STATED GOAL: From the listing below, return each line that includes "ffffff".

DATASET ENTRIES:
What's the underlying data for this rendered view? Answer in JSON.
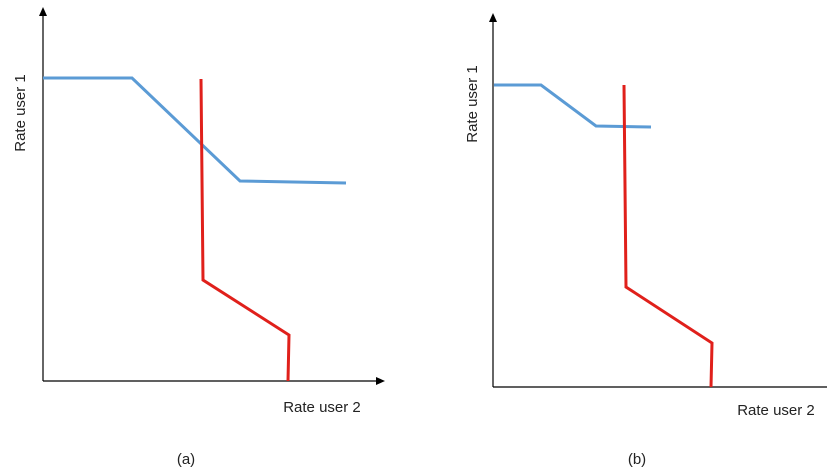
{
  "colors": {
    "user1_curve": "#5b9bd5",
    "user2_curve": "#e0201b",
    "axes": "#000000"
  },
  "panels": [
    {
      "label": "(a)",
      "y_axis_title": "Rate user 1",
      "x_axis_title": "Rate user 2"
    },
    {
      "label": "(b)",
      "y_axis_title": "Rate user 1",
      "x_axis_title": "Rate user 2"
    }
  ]
}
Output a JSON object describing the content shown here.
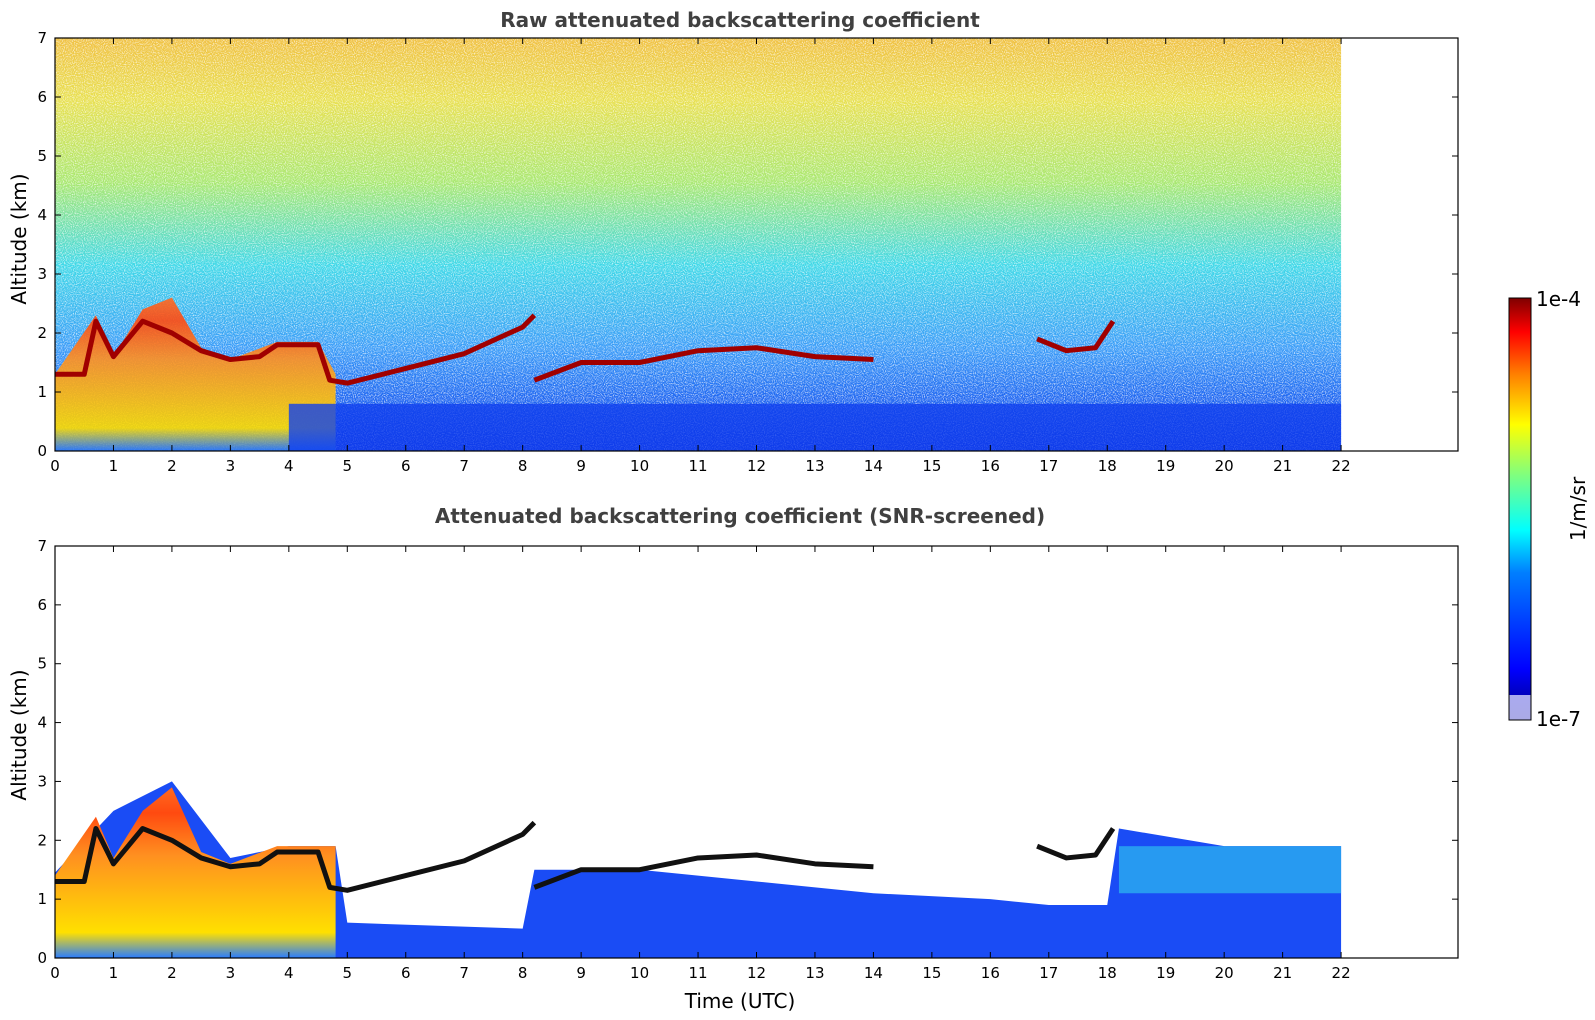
{
  "chart_data": [
    {
      "type": "heatmap",
      "title": "Raw attenuated backscattering coefficient",
      "xlabel": "",
      "ylabel": "Altitude (km)",
      "xlim": [
        0,
        24
      ],
      "ylim": [
        0,
        7
      ],
      "x_ticks": [
        "0",
        "1",
        "2",
        "3",
        "4",
        "5",
        "6",
        "7",
        "8",
        "9",
        "10",
        "11",
        "12",
        "13",
        "14",
        "15",
        "16",
        "17",
        "18",
        "19",
        "20",
        "21",
        "22"
      ],
      "y_ticks": [
        "0",
        "1",
        "2",
        "3",
        "4",
        "5",
        "6",
        "7"
      ],
      "data_extent_hours": [
        0,
        22
      ],
      "grid": false,
      "colormap": "jet",
      "layers": [
        {
          "feature": "aerosol layer",
          "points": [
            [
              0,
              1.3
            ],
            [
              0.5,
              1.3
            ],
            [
              0.7,
              2.2
            ],
            [
              1,
              1.6
            ],
            [
              1.5,
              2.2
            ],
            [
              2,
              2.0
            ],
            [
              2.5,
              1.7
            ],
            [
              3,
              1.55
            ],
            [
              3.5,
              1.6
            ],
            [
              3.8,
              1.8
            ],
            [
              4.5,
              1.8
            ],
            [
              4.7,
              1.2
            ],
            [
              5,
              1.15
            ],
            [
              6,
              1.4
            ],
            [
              7,
              1.65
            ],
            [
              8,
              2.1
            ],
            [
              8.2,
              2.3
            ]
          ]
        },
        {
          "feature": "aerosol layer",
          "points": [
            [
              8.2,
              1.2
            ],
            [
              9,
              1.5
            ],
            [
              10,
              1.5
            ],
            [
              11,
              1.7
            ],
            [
              12,
              1.75
            ],
            [
              13,
              1.6
            ],
            [
              14,
              1.55
            ]
          ]
        },
        {
          "feature": "aerosol layer",
          "points": [
            [
              16.8,
              1.9
            ],
            [
              17.3,
              1.7
            ],
            [
              17.8,
              1.75
            ],
            [
              18.1,
              2.2
            ]
          ]
        }
      ]
    },
    {
      "type": "heatmap",
      "title": "Attenuated backscattering coefficient (SNR-screened)",
      "xlabel": "Time (UTC)",
      "ylabel": "Altitude (km)",
      "xlim": [
        0,
        24
      ],
      "ylim": [
        0,
        7
      ],
      "x_ticks": [
        "0",
        "1",
        "2",
        "3",
        "4",
        "5",
        "6",
        "7",
        "8",
        "9",
        "10",
        "11",
        "12",
        "13",
        "14",
        "15",
        "16",
        "17",
        "18",
        "19",
        "20",
        "21",
        "22"
      ],
      "y_ticks": [
        "0",
        "1",
        "2",
        "3",
        "4",
        "5",
        "6",
        "7"
      ],
      "data_extent_hours": [
        0,
        22
      ],
      "grid": false,
      "colormap": "jet",
      "screened_top_km": [
        [
          0,
          1.45
        ],
        [
          1,
          2.5
        ],
        [
          2,
          3.0
        ],
        [
          3,
          1.7
        ],
        [
          4,
          1.9
        ],
        [
          4.8,
          1.9
        ],
        [
          5,
          0.6
        ],
        [
          8,
          0.5
        ],
        [
          8.2,
          1.5
        ],
        [
          10,
          1.5
        ],
        [
          12,
          1.3
        ],
        [
          14,
          1.1
        ],
        [
          16,
          1.0
        ],
        [
          17,
          0.9
        ],
        [
          18,
          0.9
        ],
        [
          18.2,
          2.2
        ],
        [
          20,
          1.9
        ],
        [
          22,
          1.9
        ]
      ]
    }
  ],
  "colorbar": {
    "max_label": "1e-4",
    "min_label": "1e-7",
    "unit_label": "1/m/sr",
    "colors": [
      "#00007f",
      "#0000ff",
      "#007fff",
      "#00ffff",
      "#7fff7f",
      "#ffff00",
      "#ff7f00",
      "#ff0000",
      "#7f0000"
    ]
  }
}
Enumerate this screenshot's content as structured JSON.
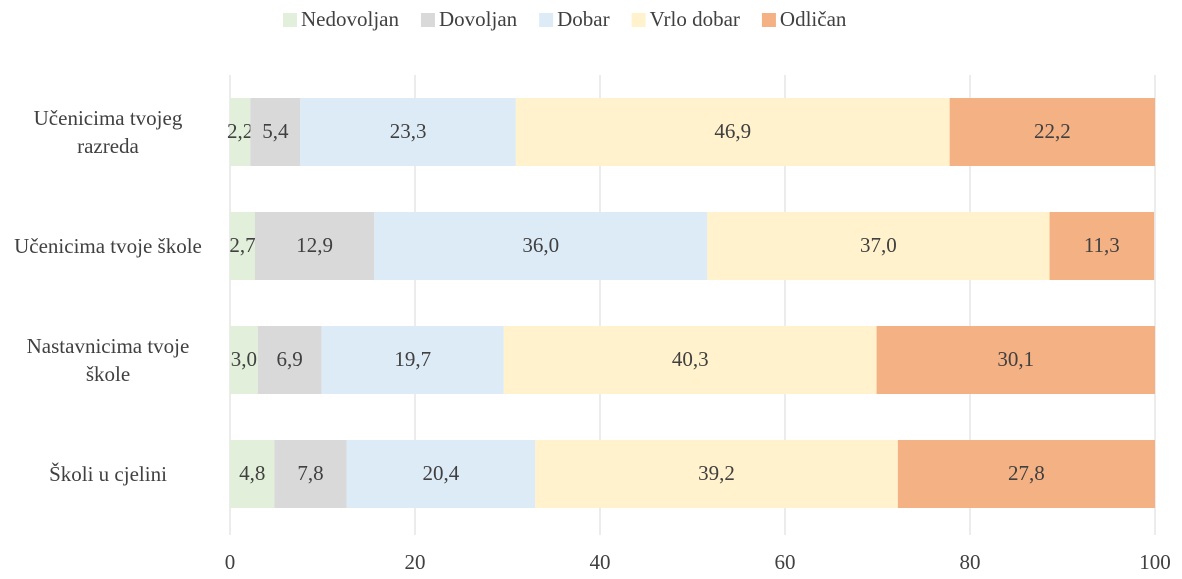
{
  "chart_data": {
    "type": "stacked-bar-horizontal",
    "categories": [
      "Učenicima tvojeg razreda",
      "Učenicima tvoje škole",
      "Nastavnicima tvoje škole",
      "Školi u cjelini"
    ],
    "series": [
      {
        "name": "Nedovoljan",
        "color": "#e2efda",
        "values": [
          2.2,
          2.7,
          3.0,
          4.8
        ],
        "value_labels": [
          "2,2",
          "2,7",
          "3,0",
          "4,8"
        ]
      },
      {
        "name": "Dovoljan",
        "color": "#d9d9d9",
        "values": [
          5.4,
          12.9,
          6.9,
          7.8
        ],
        "value_labels": [
          "5,4",
          "12,9",
          "6,9",
          "7,8"
        ]
      },
      {
        "name": "Dobar",
        "color": "#ddebf7",
        "values": [
          23.3,
          36.0,
          19.7,
          20.4
        ],
        "value_labels": [
          "23,3",
          "36,0",
          "19,7",
          "20,4"
        ]
      },
      {
        "name": "Vrlo dobar",
        "color": "#fff2cc",
        "values": [
          46.9,
          37.0,
          40.3,
          39.2
        ],
        "value_labels": [
          "46,9",
          "37,0",
          "40,3",
          "39,2"
        ]
      },
      {
        "name": "Odličan",
        "color": "#f4b183",
        "values": [
          22.2,
          11.3,
          30.1,
          27.8
        ],
        "value_labels": [
          "22,2",
          "11,3",
          "30,1",
          "27,8"
        ]
      }
    ],
    "xlim": [
      0,
      100
    ],
    "xticks": [
      0,
      20,
      40,
      60,
      80,
      100
    ],
    "grid": true,
    "legend": "top"
  }
}
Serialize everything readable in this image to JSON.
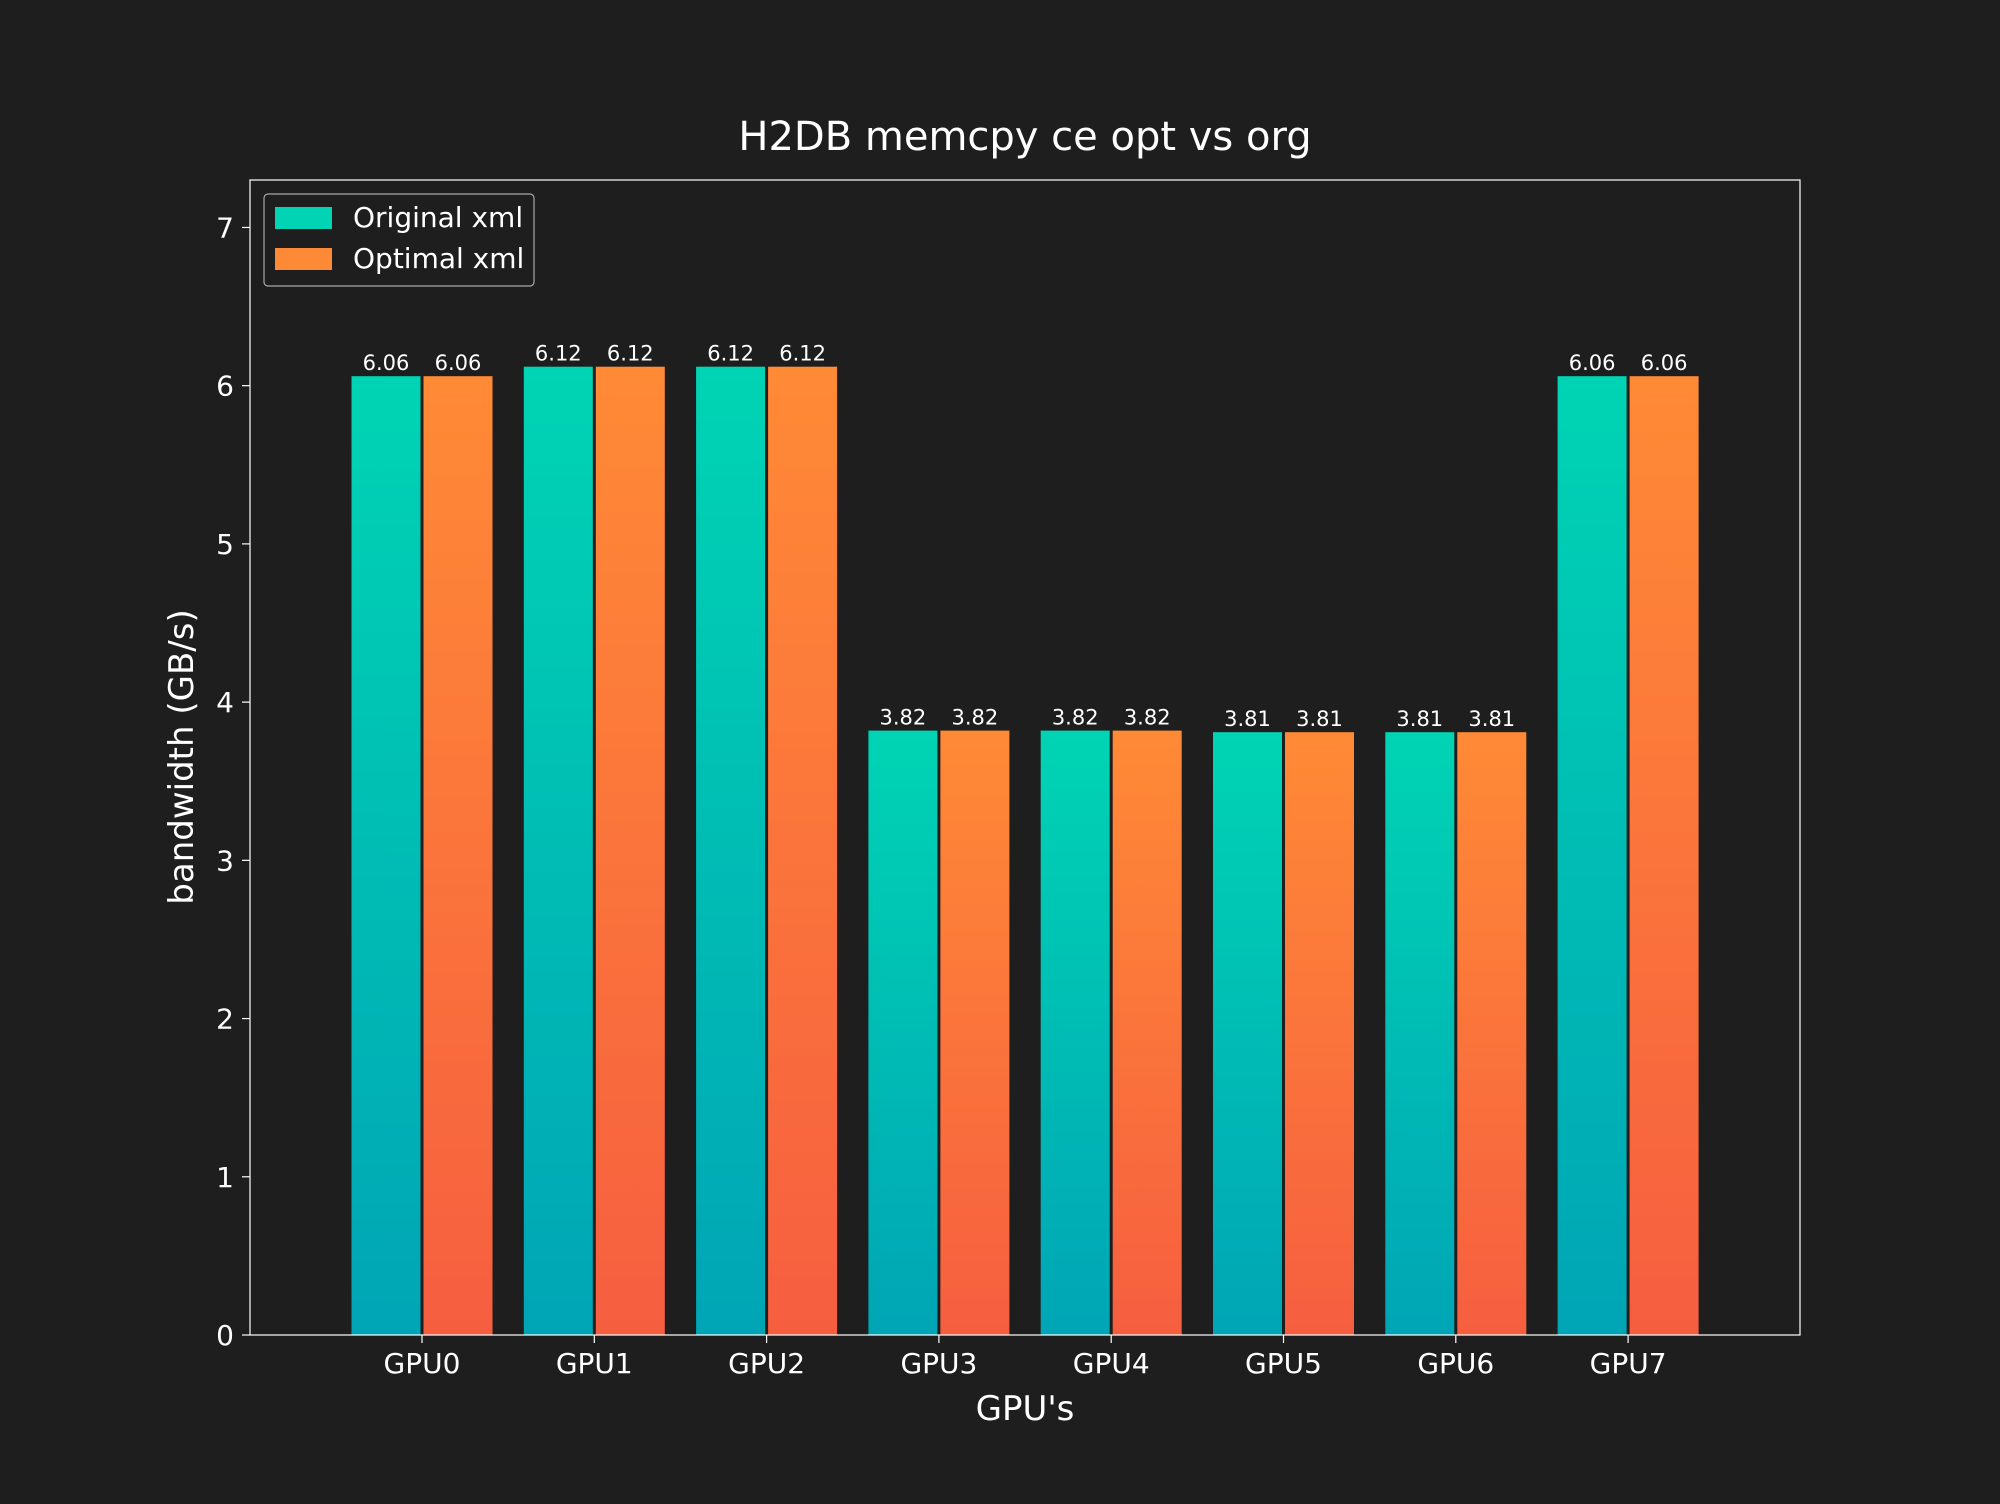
{
  "chart_data": {
    "type": "bar",
    "title": "H2DB memcpy ce opt vs org",
    "xlabel": "GPU's",
    "ylabel": "bandwidth (GB/s)",
    "categories": [
      "GPU0",
      "GPU1",
      "GPU2",
      "GPU3",
      "GPU4",
      "GPU5",
      "GPU6",
      "GPU7"
    ],
    "series": [
      {
        "name": "Original xml",
        "values": [
          6.06,
          6.12,
          6.12,
          3.82,
          3.82,
          3.81,
          3.81,
          6.06
        ],
        "labels": [
          "6.06",
          "6.12",
          "6.12",
          "3.82",
          "3.82",
          "3.81",
          "3.81",
          "6.06"
        ],
        "color_top": "#00d4b4",
        "color_bottom": "#00a5b5"
      },
      {
        "name": "Optimal xml",
        "values": [
          6.06,
          6.12,
          6.12,
          3.82,
          3.82,
          3.81,
          3.81,
          6.06
        ],
        "labels": [
          "6.06",
          "6.12",
          "6.12",
          "3.82",
          "3.82",
          "3.81",
          "3.81",
          "6.06"
        ],
        "color_top": "#ff8a36",
        "color_bottom": "#f65e40"
      }
    ],
    "ylim": [
      0,
      7.3
    ],
    "yticks": [
      0,
      1,
      2,
      3,
      4,
      5,
      6,
      7
    ],
    "ytick_labels": [
      "0",
      "1",
      "2",
      "3",
      "4",
      "5",
      "6",
      "7"
    ],
    "grid": false,
    "legend_position": "top-left",
    "background_color": "#1e1e1e",
    "text_color": "#ffffff",
    "axis_color": "#ffffff"
  }
}
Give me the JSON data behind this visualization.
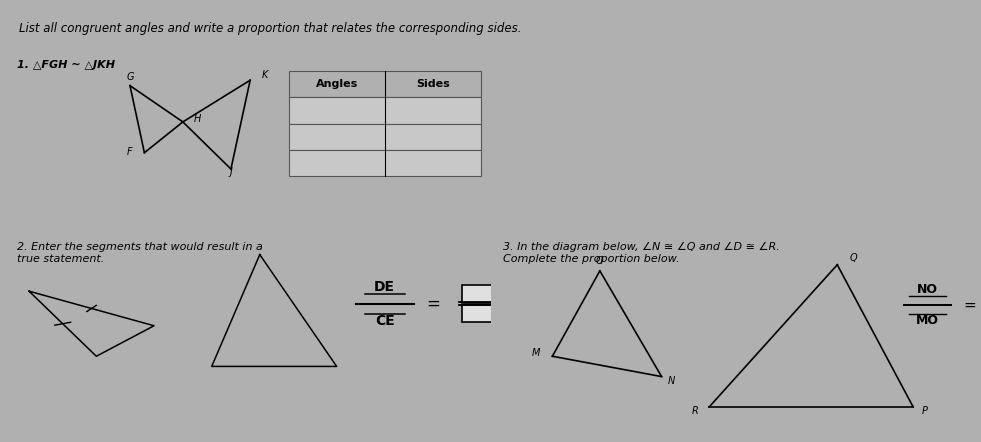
{
  "bg_color": "#b0b0b0",
  "cell_bg": "#c8c8c8",
  "header_bg": "#b8b8b8",
  "title_text": "List all congruent angles and write a proportion that relates the corresponding sides.",
  "p1_label": "1. △FGH ~ △JKH",
  "p2_label": "2. Enter the segments that would result in a\ntrue statement.",
  "p3_label": "3. In the diagram below, ∠N ≅ ∠Q and ∠D ≅ ∠R.\nComplete the proportion below.",
  "angles_header": "Angles",
  "sides_header": "Sides",
  "frac1_num": "DE",
  "frac1_den": "CE",
  "frac2_num": "NO",
  "frac2_den": "MO",
  "title_fs": 8.5,
  "label_fs": 8,
  "small_fs": 7
}
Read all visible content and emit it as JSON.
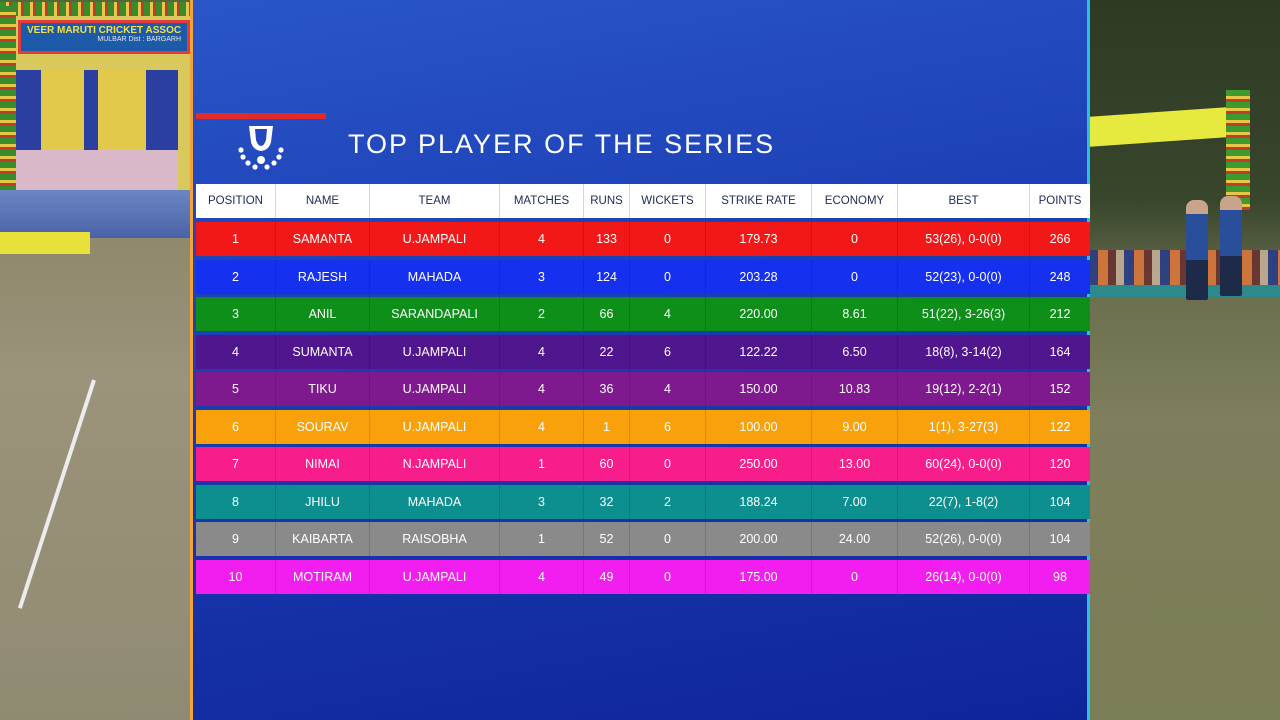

RESPONSE TO THE TASK:
    "text_color": "#ffffff",
    "axis_color": "#ffffff"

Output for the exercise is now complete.